Entries from a dataset:
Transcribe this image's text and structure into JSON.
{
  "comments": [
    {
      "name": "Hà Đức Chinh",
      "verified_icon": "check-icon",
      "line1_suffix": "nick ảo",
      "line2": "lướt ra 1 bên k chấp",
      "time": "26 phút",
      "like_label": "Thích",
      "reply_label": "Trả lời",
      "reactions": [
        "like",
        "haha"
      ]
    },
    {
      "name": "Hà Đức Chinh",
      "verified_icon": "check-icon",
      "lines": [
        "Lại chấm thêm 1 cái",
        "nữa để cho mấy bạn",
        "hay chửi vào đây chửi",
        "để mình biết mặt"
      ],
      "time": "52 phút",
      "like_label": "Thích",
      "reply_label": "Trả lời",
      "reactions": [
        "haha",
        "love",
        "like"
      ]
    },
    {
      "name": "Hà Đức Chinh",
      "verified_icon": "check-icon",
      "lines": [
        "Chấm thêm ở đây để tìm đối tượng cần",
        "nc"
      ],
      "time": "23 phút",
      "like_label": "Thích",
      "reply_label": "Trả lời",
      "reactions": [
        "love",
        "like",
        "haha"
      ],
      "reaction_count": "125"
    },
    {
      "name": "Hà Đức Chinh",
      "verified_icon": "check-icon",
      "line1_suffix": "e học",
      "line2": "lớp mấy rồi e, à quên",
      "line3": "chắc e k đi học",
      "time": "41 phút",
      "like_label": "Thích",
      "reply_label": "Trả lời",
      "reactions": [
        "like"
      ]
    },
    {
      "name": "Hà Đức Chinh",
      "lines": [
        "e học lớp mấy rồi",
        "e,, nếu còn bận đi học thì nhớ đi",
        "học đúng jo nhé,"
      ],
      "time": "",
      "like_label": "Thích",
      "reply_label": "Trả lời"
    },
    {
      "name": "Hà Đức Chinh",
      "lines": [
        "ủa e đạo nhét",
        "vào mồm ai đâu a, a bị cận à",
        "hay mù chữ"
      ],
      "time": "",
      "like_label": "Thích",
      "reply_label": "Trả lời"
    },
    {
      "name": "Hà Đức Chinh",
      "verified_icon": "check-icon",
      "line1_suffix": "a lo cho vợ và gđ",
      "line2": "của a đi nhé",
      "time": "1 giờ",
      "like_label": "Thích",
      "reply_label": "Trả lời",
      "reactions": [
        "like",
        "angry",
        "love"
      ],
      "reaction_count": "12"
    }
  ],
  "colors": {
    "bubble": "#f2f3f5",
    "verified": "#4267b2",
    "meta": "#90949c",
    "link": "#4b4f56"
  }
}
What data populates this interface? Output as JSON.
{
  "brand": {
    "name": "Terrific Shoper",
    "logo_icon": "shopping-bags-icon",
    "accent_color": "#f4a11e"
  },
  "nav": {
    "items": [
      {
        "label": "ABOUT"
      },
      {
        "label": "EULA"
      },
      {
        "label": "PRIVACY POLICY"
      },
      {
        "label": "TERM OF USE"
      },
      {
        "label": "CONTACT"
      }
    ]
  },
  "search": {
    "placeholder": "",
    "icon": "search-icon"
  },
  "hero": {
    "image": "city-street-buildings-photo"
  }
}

### SHORT EXERCISE
Repeat each of the entries above precisely as given.

### FINAL RESULT
Transcribe this image's text and structure into JSON.
{
  "comments": [
    {
      "name": "Hà Đức Chinh",
      "verified_icon": "check-icon",
      "line1_suffix": "nick ảo",
      "line2": "lướt ra 1 bên k chấp",
      "time": "26 phút",
      "like_label": "Thích",
      "reply_label": "Trả lời",
      "reactions": [
        "like",
        "haha"
      ]
    },
    {
      "name": "Hà Đức Chinh",
      "verified_icon": "check-icon",
      "lines": [
        "Lại chấm thêm 1 cái",
        "nữa để cho mấy bạn",
        "hay chửi vào đây chửi",
        "để mình biết mặt"
      ],
      "time": "52 phút",
      "like_label": "Thích",
      "reply_label": "Trả lời",
      "reactions": [
        "haha",
        "love",
        "like"
      ]
    },
    {
      "name": "Hà Đức Chinh",
      "verified_icon": "check-icon",
      "lines": [
        "Chấm thêm ở đây để tìm đối tượng cần",
        "nc"
      ],
      "time": "23 phút",
      "like_label": "Thích",
      "reply_label": "Trả lời",
      "reactions": [
        "love",
        "like",
        "haha"
      ],
      "reaction_count": "125"
    },
    {
      "name": "Hà Đức Chinh",
      "verified_icon": "check-icon",
      "line1_suffix": "e học",
      "line2": "lớp mấy rồi e, à quên",
      "line3": "chắc e k đi học",
      "time": "41 phút",
      "like_label": "Thích",
      "reply_label": "Trả lời",
      "reactions": [
        "like"
      ]
    },
    {
      "name": "Hà Đức Chinh",
      "lines": [
        "e học lớp mấy rồi",
        "e,, nếu còn bận đi học thì nhớ đi",
        "học đúng jo nhé,"
      ],
      "time": "",
      "like_label": "Thích",
      "reply_label": "Trả lời"
    },
    {
      "name": "Hà Đức Chinh",
      "lines": [
        "ủa e đạo nhét",
        "vào mồm ai đâu a, a bị cận à",
        "hay mù chữ"
      ],
      "time": "",
      "like_label": "Thích",
      "reply_label": "Trả lời"
    },
    {
      "name": "Hà Đức Chinh",
      "verified_icon": "check-icon",
      "line1_suffix": "a lo cho vợ và gđ",
      "line2": "của a đi nhé",
      "time": "1 giờ",
      "like_label": "Thích",
      "reply_label": "Trả lời",
      "reactions": [
        "like",
        "angry",
        "love"
      ],
      "reaction_count": "12"
    }
  ],
  "colors": {
    "bubble": "#f2f3f5",
    "verified": "#4267b2",
    "meta": "#90949c",
    "link": "#4b4f56"
  }
}
What data populates this interface? Output as JSON.
{
  "brand": {
    "name": "Terrific Shoper",
    "logo_icon": "shopping-bags-icon",
    "accent_color": "#f4a11e"
  },
  "nav": {
    "items": [
      {
        "label": "ABOUT"
      },
      {
        "label": "EULA"
      },
      {
        "label": "PRIVACY POLICY"
      },
      {
        "label": "TERM OF USE"
      },
      {
        "label": "CONTACT"
      }
    ]
  },
  "search": {
    "placeholder": "",
    "icon": "search-icon"
  },
  "hero": {
    "image": "city-street-buildings-photo"
  }
}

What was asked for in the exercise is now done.